§ TASK INSTRUCTIONS: Look for "elementos" in each line of the entries, and return the matching lines.
+++ DATA FOR PROCESSING
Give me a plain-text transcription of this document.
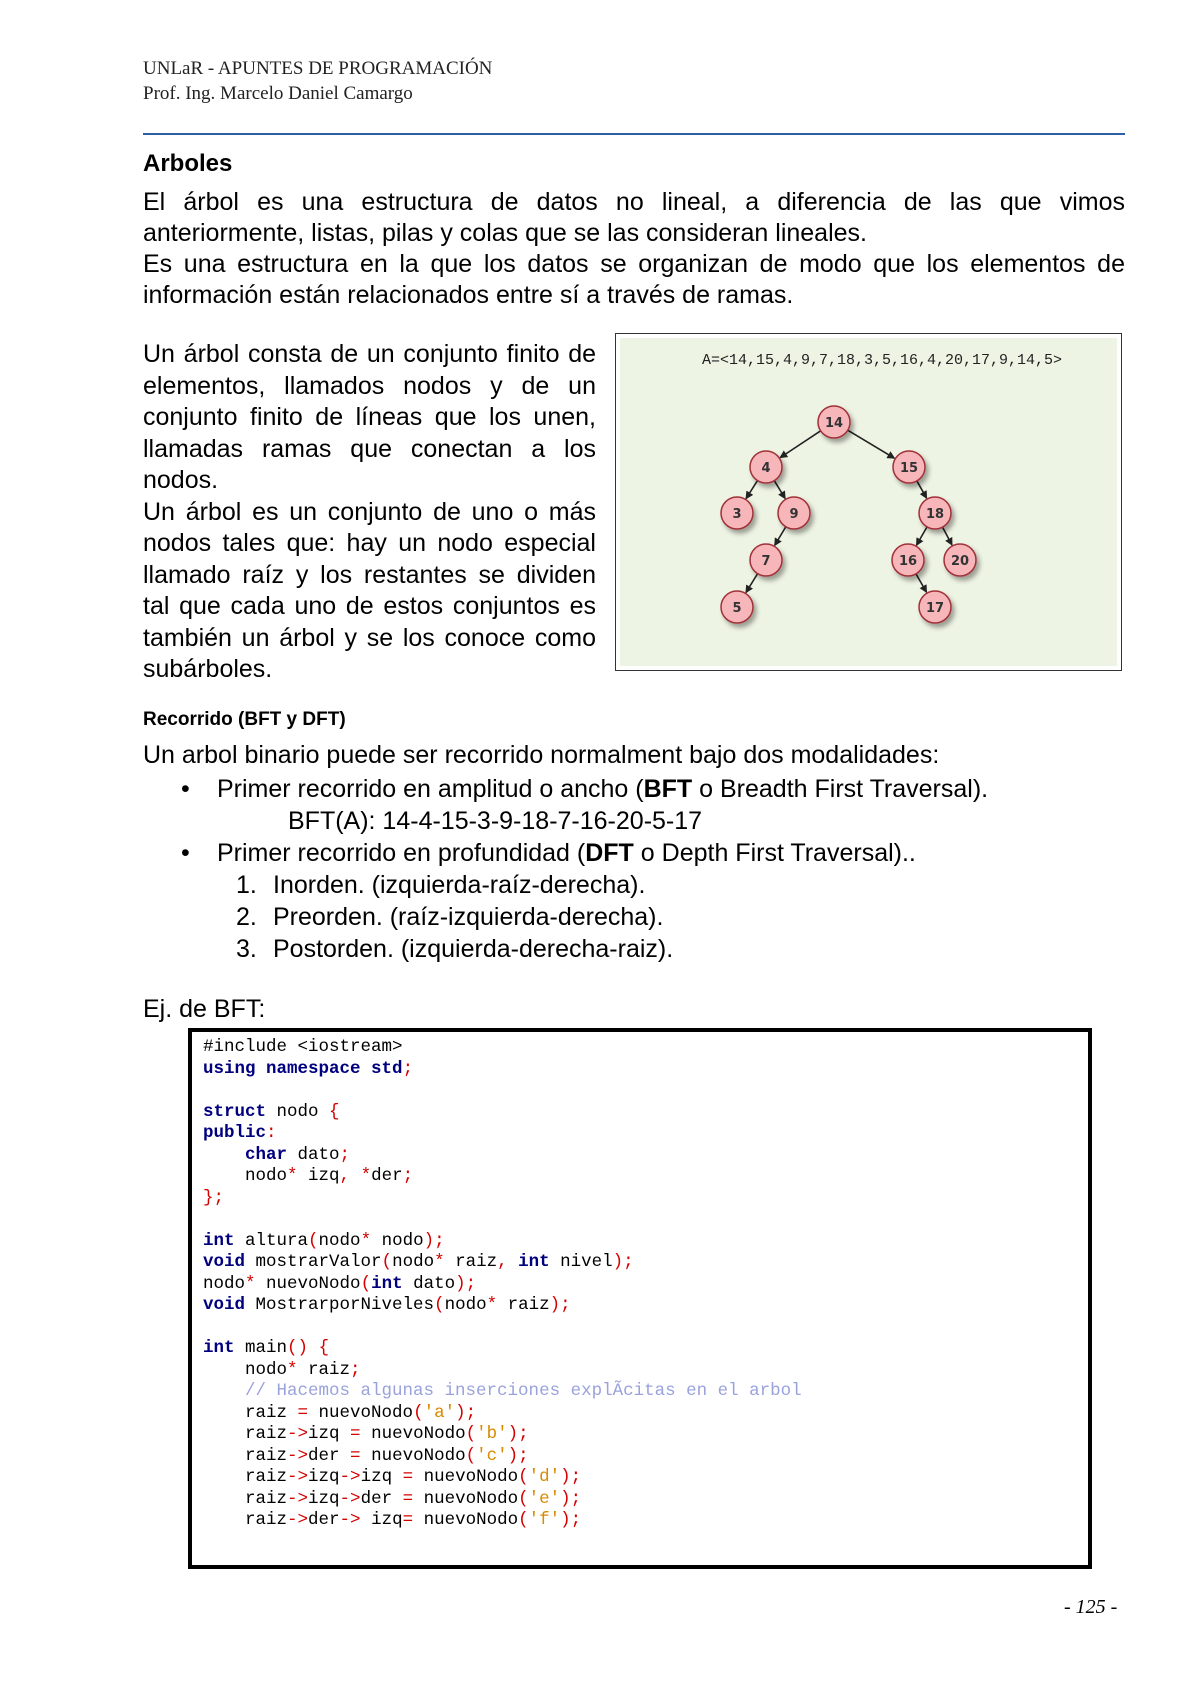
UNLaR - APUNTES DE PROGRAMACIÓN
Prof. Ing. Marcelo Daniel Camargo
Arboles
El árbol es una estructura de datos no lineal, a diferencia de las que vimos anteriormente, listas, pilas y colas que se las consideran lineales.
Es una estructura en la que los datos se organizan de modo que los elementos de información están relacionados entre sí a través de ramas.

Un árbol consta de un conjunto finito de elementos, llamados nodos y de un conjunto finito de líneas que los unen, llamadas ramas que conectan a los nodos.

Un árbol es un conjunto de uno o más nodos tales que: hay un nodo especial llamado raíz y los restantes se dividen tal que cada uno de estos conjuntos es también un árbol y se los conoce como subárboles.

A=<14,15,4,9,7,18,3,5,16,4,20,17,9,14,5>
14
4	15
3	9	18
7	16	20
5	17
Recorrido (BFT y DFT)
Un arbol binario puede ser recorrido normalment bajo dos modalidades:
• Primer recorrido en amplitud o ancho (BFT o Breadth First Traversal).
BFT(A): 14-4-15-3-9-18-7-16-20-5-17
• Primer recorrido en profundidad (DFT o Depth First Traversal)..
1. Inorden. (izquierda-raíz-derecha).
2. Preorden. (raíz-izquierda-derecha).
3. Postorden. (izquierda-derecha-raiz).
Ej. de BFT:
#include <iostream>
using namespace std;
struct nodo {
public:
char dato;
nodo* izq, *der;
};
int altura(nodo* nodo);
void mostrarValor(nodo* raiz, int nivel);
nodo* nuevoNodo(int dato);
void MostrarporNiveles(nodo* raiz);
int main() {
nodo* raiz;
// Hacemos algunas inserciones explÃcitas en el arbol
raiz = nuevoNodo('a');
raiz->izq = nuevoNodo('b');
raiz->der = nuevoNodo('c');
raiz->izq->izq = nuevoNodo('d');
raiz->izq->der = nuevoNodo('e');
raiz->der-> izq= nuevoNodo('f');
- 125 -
++++++
§ COMPLETED TASK:
Es una estructura en la que los datos se organizan de modo que los elementos de información están relacionados entre sí a través de ramas.
Un árbol consta de un conjunto finito de elementos, llamados nodos y de un conjunto finito de líneas que los unen, llamadas ramas que conectan a los nodos.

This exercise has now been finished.